| Written exercise |
Write out the whole listing word for word.

| Extracted entries |

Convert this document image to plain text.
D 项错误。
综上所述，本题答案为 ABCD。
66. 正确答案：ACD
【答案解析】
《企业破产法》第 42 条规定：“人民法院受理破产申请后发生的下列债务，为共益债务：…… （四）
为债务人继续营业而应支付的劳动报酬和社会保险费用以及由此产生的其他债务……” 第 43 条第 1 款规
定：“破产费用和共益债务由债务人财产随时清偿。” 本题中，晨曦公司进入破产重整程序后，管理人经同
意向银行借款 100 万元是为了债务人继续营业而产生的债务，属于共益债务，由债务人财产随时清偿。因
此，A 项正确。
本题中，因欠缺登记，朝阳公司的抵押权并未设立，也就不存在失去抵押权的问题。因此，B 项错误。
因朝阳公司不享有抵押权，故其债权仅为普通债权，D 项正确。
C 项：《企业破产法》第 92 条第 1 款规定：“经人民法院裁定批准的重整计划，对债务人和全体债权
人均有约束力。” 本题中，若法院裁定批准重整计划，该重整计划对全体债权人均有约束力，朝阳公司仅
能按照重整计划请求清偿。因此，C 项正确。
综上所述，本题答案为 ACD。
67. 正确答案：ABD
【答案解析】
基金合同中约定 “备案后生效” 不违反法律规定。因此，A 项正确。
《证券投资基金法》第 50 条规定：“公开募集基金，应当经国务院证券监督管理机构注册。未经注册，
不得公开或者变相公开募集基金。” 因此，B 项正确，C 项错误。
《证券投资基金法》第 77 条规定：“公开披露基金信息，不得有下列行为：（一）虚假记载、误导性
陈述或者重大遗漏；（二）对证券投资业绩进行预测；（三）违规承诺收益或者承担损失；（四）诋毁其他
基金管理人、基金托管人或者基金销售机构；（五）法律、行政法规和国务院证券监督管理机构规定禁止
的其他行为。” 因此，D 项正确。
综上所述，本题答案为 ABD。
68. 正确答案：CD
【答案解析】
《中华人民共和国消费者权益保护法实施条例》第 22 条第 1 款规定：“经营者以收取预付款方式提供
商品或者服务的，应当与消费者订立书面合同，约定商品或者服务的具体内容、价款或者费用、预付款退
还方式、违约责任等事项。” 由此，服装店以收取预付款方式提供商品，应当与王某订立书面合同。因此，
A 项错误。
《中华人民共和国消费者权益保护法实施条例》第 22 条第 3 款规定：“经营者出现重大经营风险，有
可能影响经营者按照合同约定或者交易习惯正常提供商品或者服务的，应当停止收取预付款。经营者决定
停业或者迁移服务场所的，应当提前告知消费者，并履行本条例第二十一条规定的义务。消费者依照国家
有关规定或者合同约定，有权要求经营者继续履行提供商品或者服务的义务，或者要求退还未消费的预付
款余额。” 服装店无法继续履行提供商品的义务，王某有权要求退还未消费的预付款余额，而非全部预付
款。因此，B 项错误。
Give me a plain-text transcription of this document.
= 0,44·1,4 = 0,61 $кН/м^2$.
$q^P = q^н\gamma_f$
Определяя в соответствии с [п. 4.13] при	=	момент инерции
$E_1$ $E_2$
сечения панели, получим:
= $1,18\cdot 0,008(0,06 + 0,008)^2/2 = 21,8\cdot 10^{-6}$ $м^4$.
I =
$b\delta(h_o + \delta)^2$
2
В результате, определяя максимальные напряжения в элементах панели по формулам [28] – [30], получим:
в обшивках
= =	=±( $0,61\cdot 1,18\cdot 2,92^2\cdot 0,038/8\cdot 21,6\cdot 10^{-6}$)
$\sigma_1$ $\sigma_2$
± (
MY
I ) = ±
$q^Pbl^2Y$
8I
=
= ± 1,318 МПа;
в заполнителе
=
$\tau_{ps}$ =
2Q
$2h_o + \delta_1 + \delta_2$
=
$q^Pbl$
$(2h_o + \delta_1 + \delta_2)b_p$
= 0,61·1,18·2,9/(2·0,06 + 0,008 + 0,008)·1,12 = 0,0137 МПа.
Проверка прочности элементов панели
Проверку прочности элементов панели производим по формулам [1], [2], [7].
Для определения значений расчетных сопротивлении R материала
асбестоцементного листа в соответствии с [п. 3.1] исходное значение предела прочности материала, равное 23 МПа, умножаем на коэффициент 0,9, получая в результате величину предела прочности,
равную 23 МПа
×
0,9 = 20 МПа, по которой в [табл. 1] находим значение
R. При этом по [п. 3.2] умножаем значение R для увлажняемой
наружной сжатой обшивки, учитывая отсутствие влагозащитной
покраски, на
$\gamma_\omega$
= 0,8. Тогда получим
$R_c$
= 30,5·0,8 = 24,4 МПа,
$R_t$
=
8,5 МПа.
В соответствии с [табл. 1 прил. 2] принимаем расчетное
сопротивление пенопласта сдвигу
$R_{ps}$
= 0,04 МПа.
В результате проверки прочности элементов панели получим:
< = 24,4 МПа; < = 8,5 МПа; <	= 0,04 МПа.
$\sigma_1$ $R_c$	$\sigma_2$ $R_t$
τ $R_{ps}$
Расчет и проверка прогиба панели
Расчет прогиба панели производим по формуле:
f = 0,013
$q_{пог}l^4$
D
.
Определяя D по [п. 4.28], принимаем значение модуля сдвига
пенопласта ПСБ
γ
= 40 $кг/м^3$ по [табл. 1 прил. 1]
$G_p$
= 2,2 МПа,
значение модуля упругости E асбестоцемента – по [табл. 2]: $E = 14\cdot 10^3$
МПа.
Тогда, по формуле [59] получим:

| Reply to the exercise |
Convert this document image to plain text.
D 项错误。
综上所述，本题答案为 ABCD。
66. 正确答案：ACD
【答案解析】
《企业破产法》第 42 条规定：“人民法院受理破产申请后发生的下列债务，为共益债务：…… （四）
为债务人继续营业而应支付的劳动报酬和社会保险费用以及由此产生的其他债务……” 第 43 条第 1 款规
定：“破产费用和共益债务由债务人财产随时清偿。” 本题中，晨曦公司进入破产重整程序后，管理人经同
意向银行借款 100 万元是为了债务人继续营业而产生的债务，属于共益债务，由债务人财产随时清偿。因
此，A 项正确。
本题中，因欠缺登记，朝阳公司的抵押权并未设立，也就不存在失去抵押权的问题。因此，B 项错误。
因朝阳公司不享有抵押权，故其债权仅为普通债权，D 项正确。
C 项：《企业破产法》第 92 条第 1 款规定：“经人民法院裁定批准的重整计划，对债务人和全体债权
人均有约束力。” 本题中，若法院裁定批准重整计划，该重整计划对全体债权人均有约束力，朝阳公司仅
能按照重整计划请求清偿。因此，C 项正确。
综上所述，本题答案为 ACD。
67. 正确答案：ABD
【答案解析】
基金合同中约定 “备案后生效” 不违反法律规定。因此，A 项正确。
《证券投资基金法》第 50 条规定：“公开募集基金，应当经国务院证券监督管理机构注册。未经注册，
不得公开或者变相公开募集基金。” 因此，B 项正确，C 项错误。
《证券投资基金法》第 77 条规定：“公开披露基金信息，不得有下列行为：（一）虚假记载、误导性
陈述或者重大遗漏；（二）对证券投资业绩进行预测；（三）违规承诺收益或者承担损失；（四）诋毁其他
基金管理人、基金托管人或者基金销售机构；（五）法律、行政法规和国务院证券监督管理机构规定禁止
的其他行为。” 因此，D 项正确。
综上所述，本题答案为 ABD。
68. 正确答案：CD
【答案解析】
《中华人民共和国消费者权益保护法实施条例》第 22 条第 1 款规定：“经营者以收取预付款方式提供
商品或者服务的，应当与消费者订立书面合同，约定商品或者服务的具体内容、价款或者费用、预付款退
还方式、违约责任等事项。” 由此，服装店以收取预付款方式提供商品，应当与王某订立书面合同。因此，
A 项错误。
《中华人民共和国消费者权益保护法实施条例》第 22 条第 3 款规定：“经营者出现重大经营风险，有
可能影响经营者按照合同约定或者交易习惯正常提供商品或者服务的，应当停止收取预付款。经营者决定
停业或者迁移服务场所的，应当提前告知消费者，并履行本条例第二十一条规定的义务。消费者依照国家
有关规定或者合同约定，有权要求经营者继续履行提供商品或者服务的义务，或者要求退还未消费的预付
款余额。” 服装店无法继续履行提供商品的义务，王某有权要求退还未消费的预付款余额，而非全部预付
款。因此，B 项错误。
Give me a plain-text transcription of this document.
= 0,44·1,4 = 0,61 $кН/м^2$.
$q^P = q^н\gamma_f$
Определяя в соответствии с [п. 4.13] при	=	момент инерции
$E_1$ $E_2$
сечения панели, получим:
= $1,18\cdot 0,008(0,06 + 0,008)^2/2 = 21,8\cdot 10^{-6}$ $м^4$.
I =
$b\delta(h_o + \delta)^2$
2
В результате, определяя максимальные напряжения в элементах панели по формулам [28] – [30], получим:
в обшивках
= =	=±( $0,61\cdot 1,18\cdot 2,92^2\cdot 0,038/8\cdot 21,6\cdot 10^{-6}$)
$\sigma_1$ $\sigma_2$
± (
MY
I ) = ±
$q^Pbl^2Y$
8I
=
= ± 1,318 МПа;
в заполнителе
=
$\tau_{ps}$ =
2Q
$2h_o + \delta_1 + \delta_2$
=
$q^Pbl$
$(2h_o + \delta_1 + \delta_2)b_p$
= 0,61·1,18·2,9/(2·0,06 + 0,008 + 0,008)·1,12 = 0,0137 МПа.
Проверка прочности элементов панели
Проверку прочности элементов панели производим по формулам [1], [2], [7].
Для определения значений расчетных сопротивлении R материала
асбестоцементного листа в соответствии с [п. 3.1] исходное значение предела прочности материала, равное 23 МПа, умножаем на коэффициент 0,9, получая в результате величину предела прочности,
равную 23 МПа
×
0,9 = 20 МПа, по которой в [табл. 1] находим значение
R. При этом по [п. 3.2] умножаем значение R для увлажняемой
наружной сжатой обшивки, учитывая отсутствие влагозащитной
покраски, на
$\gamma_\omega$
= 0,8. Тогда получим
$R_c$
= 30,5·0,8 = 24,4 МПа,
$R_t$
=
8,5 МПа.
В соответствии с [табл. 1 прил. 2] принимаем расчетное
сопротивление пенопласта сдвигу
$R_{ps}$
= 0,04 МПа.
В результате проверки прочности элементов панели получим:
< = 24,4 МПа; < = 8,5 МПа; <	= 0,04 МПа.
$\sigma_1$ $R_c$	$\sigma_2$ $R_t$
τ $R_{ps}$
Расчет и проверка прогиба панели
Расчет прогиба панели производим по формуле:
f = 0,013
$q_{пог}l^4$
D
.
Определяя D по [п. 4.28], принимаем значение модуля сдвига
пенопласта ПСБ
γ
= 40 $кг/м^3$ по [табл. 1 прил. 1]
$G_p$
= 2,2 МПа,
значение модуля упругости E асбестоцемента – по [табл. 2]: $E = 14\cdot 10^3$
МПа.
Тогда, по формуле [59] получим:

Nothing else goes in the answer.